**Extracts from a graphics dataset:**
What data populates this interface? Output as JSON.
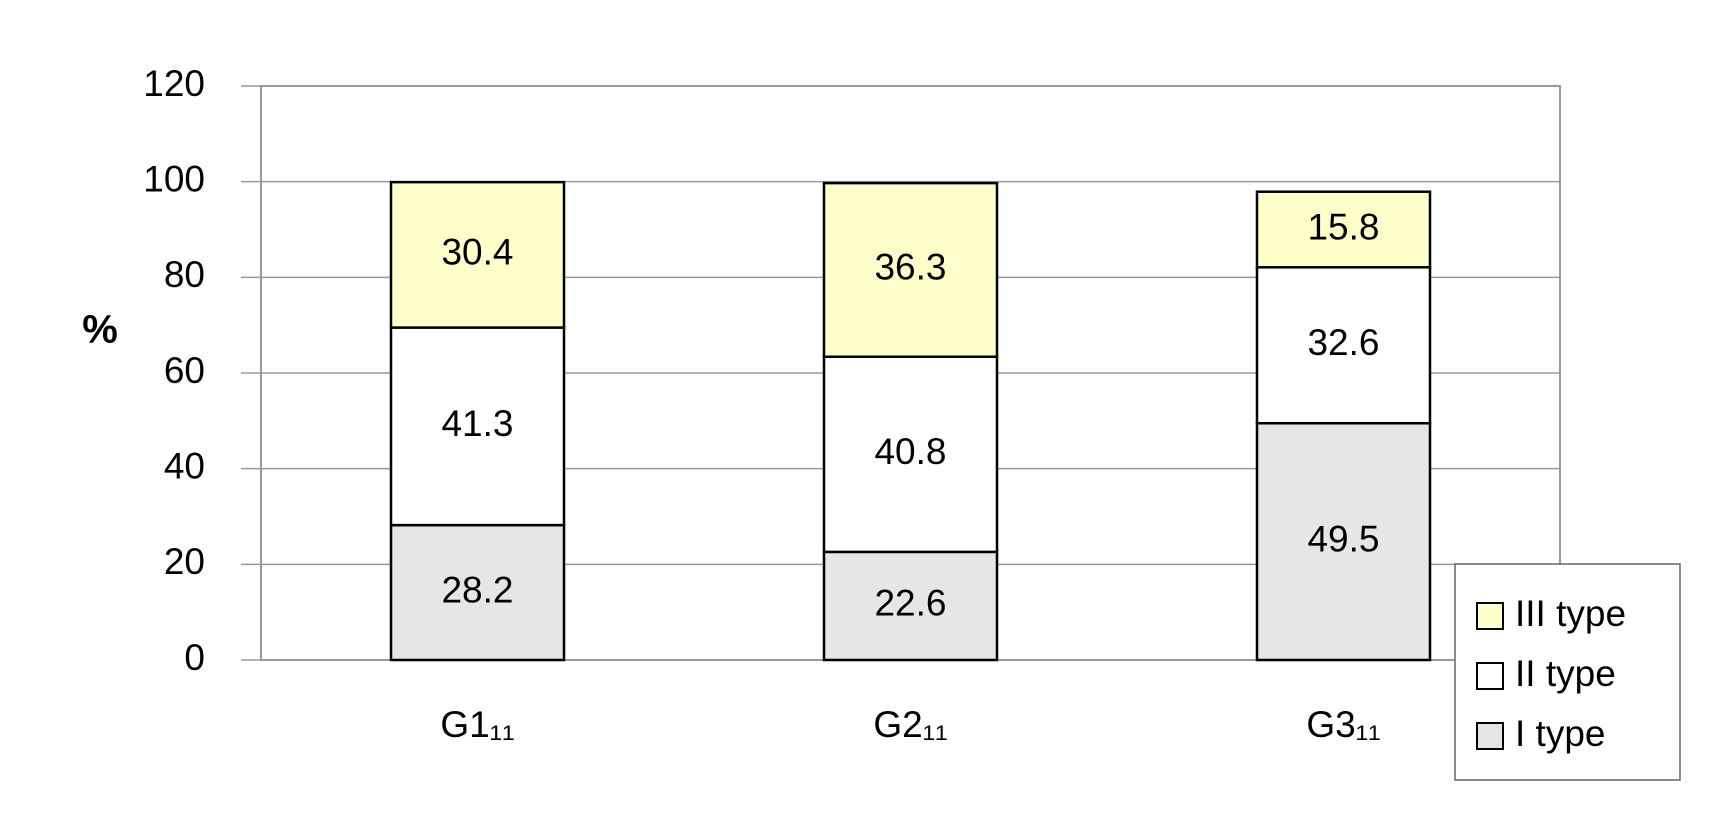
{
  "chart_data": {
    "type": "stacked_bar",
    "y_label": "%",
    "categories": [
      "G1₁₁",
      "G2₁₁",
      "G3₁₁"
    ],
    "series": [
      {
        "name": "I type",
        "color": "#e6e6e6",
        "values": [
          28.2,
          22.6,
          49.5
        ]
      },
      {
        "name": "II type",
        "color": "#ffffff",
        "values": [
          41.3,
          40.8,
          32.6
        ]
      },
      {
        "name": "III type",
        "color": "#ffffcc",
        "values": [
          30.4,
          36.3,
          15.8
        ]
      }
    ],
    "ylim": [
      0,
      120
    ],
    "yticks": [
      0,
      20,
      40,
      60,
      80,
      100,
      120
    ],
    "grid": true,
    "legend": "lower right"
  }
}
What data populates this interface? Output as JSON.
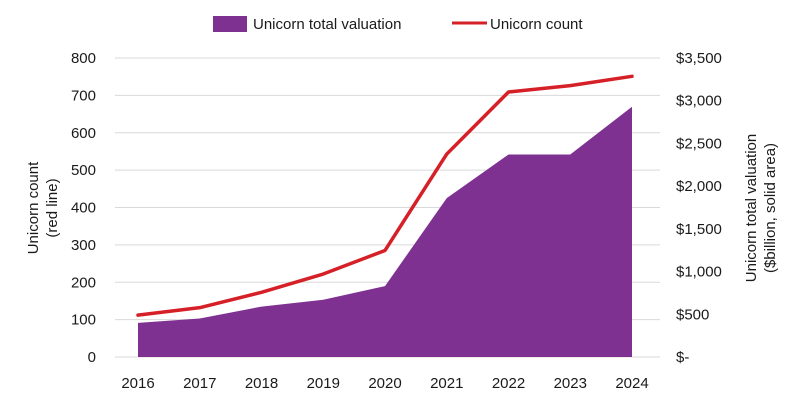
{
  "chart_data": {
    "type": "line",
    "x": [
      "2016",
      "2017",
      "2018",
      "2019",
      "2020",
      "2021",
      "2022",
      "2023",
      "2024"
    ],
    "series": [
      {
        "name": "Unicorn total valuation",
        "type": "area",
        "axis": "right",
        "color": "#7e3191",
        "values": [
          400,
          450,
          590,
          670,
          830,
          1860,
          2370,
          2370,
          2930
        ]
      },
      {
        "name": "Unicorn count",
        "type": "line",
        "axis": "left",
        "color": "#d62027",
        "values": [
          112,
          132,
          173,
          222,
          285,
          543,
          709,
          726,
          751
        ]
      }
    ],
    "left_axis": {
      "title_line1": "Unicorn count",
      "title_line2": "(red line)",
      "range": [
        0,
        800
      ],
      "ticks": [
        0,
        100,
        200,
        300,
        400,
        500,
        600,
        700,
        800
      ],
      "tick_labels": [
        "0",
        "100",
        "200",
        "300",
        "400",
        "500",
        "600",
        "700",
        "800"
      ]
    },
    "right_axis": {
      "title_line1": "Unicorn total valuation",
      "title_line2": "($billion, solid area)",
      "range": [
        0,
        3500
      ],
      "ticks": [
        0,
        500,
        1000,
        1500,
        2000,
        2500,
        3000,
        3500
      ],
      "tick_labels": [
        "$-",
        "$500",
        "$1,000",
        "$1,500",
        "$2,000",
        "$2,500",
        "$3,000",
        "$3,500"
      ]
    },
    "grid": true,
    "legend_position": "top-center"
  }
}
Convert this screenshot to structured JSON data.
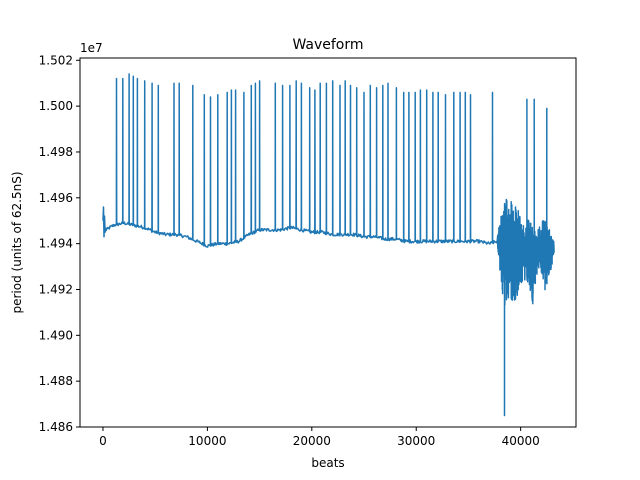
{
  "chart_data": {
    "type": "line",
    "title": "Waveform",
    "xlabel": "beats",
    "ylabel": "period (units of 62.5nS)",
    "offset_label": "1e7",
    "xlim": [
      -2200,
      45300
    ],
    "ylim": [
      14860000,
      15021000
    ],
    "x_ticks": [
      0,
      10000,
      20000,
      30000,
      40000
    ],
    "x_tick_labels": [
      "0",
      "10000",
      "20000",
      "30000",
      "40000"
    ],
    "y_ticks": [
      14860000,
      14880000,
      14900000,
      14920000,
      14940000,
      14960000,
      14980000,
      15000000,
      15020000
    ],
    "y_tick_labels": [
      "1.486",
      "1.488",
      "1.490",
      "1.492",
      "1.494",
      "1.496",
      "1.498",
      "1.500",
      "1.502"
    ],
    "grid": false,
    "color": "#1f77b4",
    "series": [
      {
        "name": "",
        "baseline": [
          [
            0,
            14949000
          ],
          [
            300,
            14946000
          ],
          [
            1000,
            14948000
          ],
          [
            2000,
            14949000
          ],
          [
            3000,
            14948000
          ],
          [
            4000,
            14947000
          ],
          [
            5000,
            14945000
          ],
          [
            6000,
            14944000
          ],
          [
            7000,
            14944000
          ],
          [
            8000,
            14943000
          ],
          [
            9000,
            14941000
          ],
          [
            10000,
            14939000
          ],
          [
            11000,
            14940000
          ],
          [
            12000,
            14940000
          ],
          [
            13000,
            14941000
          ],
          [
            14000,
            14944000
          ],
          [
            15000,
            14946000
          ],
          [
            16000,
            14946000
          ],
          [
            17000,
            14946000
          ],
          [
            18000,
            14947000
          ],
          [
            19000,
            14946000
          ],
          [
            20000,
            14945000
          ],
          [
            21000,
            14945000
          ],
          [
            22000,
            14944000
          ],
          [
            23000,
            14944000
          ],
          [
            24000,
            14944000
          ],
          [
            25000,
            14943000
          ],
          [
            26000,
            14943000
          ],
          [
            27000,
            14942000
          ],
          [
            28000,
            14942000
          ],
          [
            29000,
            14941000
          ],
          [
            30000,
            14941000
          ],
          [
            31000,
            14941000
          ],
          [
            32000,
            14941000
          ],
          [
            33000,
            14941000
          ],
          [
            34000,
            14941000
          ],
          [
            35000,
            14941000
          ],
          [
            36000,
            14941000
          ],
          [
            37000,
            14940000
          ],
          [
            37800,
            14941000
          ]
        ],
        "start_transient": [
          [
            0,
            14950000
          ],
          [
            50,
            14956000
          ],
          [
            100,
            14943000
          ],
          [
            150,
            14952000
          ],
          [
            200,
            14945000
          ]
        ],
        "spikes": [
          [
            1300,
            15012000
          ],
          [
            1900,
            15012000
          ],
          [
            2500,
            15014000
          ],
          [
            2900,
            15013000
          ],
          [
            3300,
            15012000
          ],
          [
            4000,
            15011000
          ],
          [
            4700,
            15010000
          ],
          [
            5300,
            15009000
          ],
          [
            6800,
            15010000
          ],
          [
            7300,
            15010000
          ],
          [
            8600,
            15009000
          ],
          [
            9700,
            15005000
          ],
          [
            10300,
            15004000
          ],
          [
            11000,
            15005000
          ],
          [
            11900,
            15006000
          ],
          [
            12300,
            15007000
          ],
          [
            12700,
            15007000
          ],
          [
            13500,
            15006000
          ],
          [
            14200,
            15009000
          ],
          [
            14600,
            15010000
          ],
          [
            15000,
            15011000
          ],
          [
            16500,
            15010000
          ],
          [
            17200,
            15009000
          ],
          [
            17900,
            15009000
          ],
          [
            18500,
            15011000
          ],
          [
            19000,
            15010000
          ],
          [
            19800,
            15008000
          ],
          [
            20300,
            15007000
          ],
          [
            20800,
            15010000
          ],
          [
            21400,
            15010000
          ],
          [
            22000,
            15011000
          ],
          [
            22700,
            15009000
          ],
          [
            23200,
            15011000
          ],
          [
            23700,
            15009000
          ],
          [
            24300,
            15008000
          ],
          [
            25000,
            15006000
          ],
          [
            25600,
            15009000
          ],
          [
            26200,
            15008000
          ],
          [
            26800,
            15009000
          ],
          [
            27300,
            15010000
          ],
          [
            28100,
            15008000
          ],
          [
            28800,
            15006000
          ],
          [
            29300,
            15006000
          ],
          [
            29900,
            15006000
          ],
          [
            30400,
            15007000
          ],
          [
            31000,
            15007000
          ],
          [
            31600,
            15006000
          ],
          [
            32100,
            15006000
          ],
          [
            32800,
            15005000
          ],
          [
            33600,
            15006000
          ],
          [
            34200,
            15006000
          ],
          [
            34700,
            15006000
          ],
          [
            35200,
            15005000
          ],
          [
            37300,
            15006000
          ],
          [
            40600,
            15003000
          ],
          [
            41300,
            15003000
          ],
          [
            42500,
            14999000
          ]
        ],
        "noisy_region": {
          "x_start": 37800,
          "x_end": 43200,
          "center": 14937000,
          "envelope": [
            [
              37800,
              14944000,
              14938000
            ],
            [
              38200,
              14956000,
              14920000
            ],
            [
              38500,
              14960000,
              14912000
            ],
            [
              38800,
              14963000,
              14914000
            ],
            [
              39100,
              14960000,
              14912000
            ],
            [
              39400,
              14958000,
              14915000
            ],
            [
              39700,
              14956000,
              14917000
            ],
            [
              40000,
              14952000,
              14922000
            ],
            [
              40300,
              14950000,
              14924000
            ],
            [
              40600,
              14950000,
              14924000
            ],
            [
              40900,
              14952000,
              14920000
            ],
            [
              41200,
              14948000,
              14912000
            ],
            [
              41500,
              14946000,
              14926000
            ],
            [
              41800,
              14948000,
              14928000
            ],
            [
              42100,
              14950000,
              14926000
            ],
            [
              42400,
              14950000,
              14918000
            ],
            [
              42700,
              14948000,
              14926000
            ],
            [
              43000,
              14942000,
              14930000
            ],
            [
              43200,
              14941000,
              14934000
            ]
          ],
          "drop": [
            38450,
            14865000
          ]
        }
      }
    ]
  }
}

**WRITTEN EXERCISE:**
Single out each line of the records above with the string "total" in it, and copy it.

**RESPONSE BELOW:**
        "name": "Unicorn total valuation",
      "title_line1": "Unicorn total valuation",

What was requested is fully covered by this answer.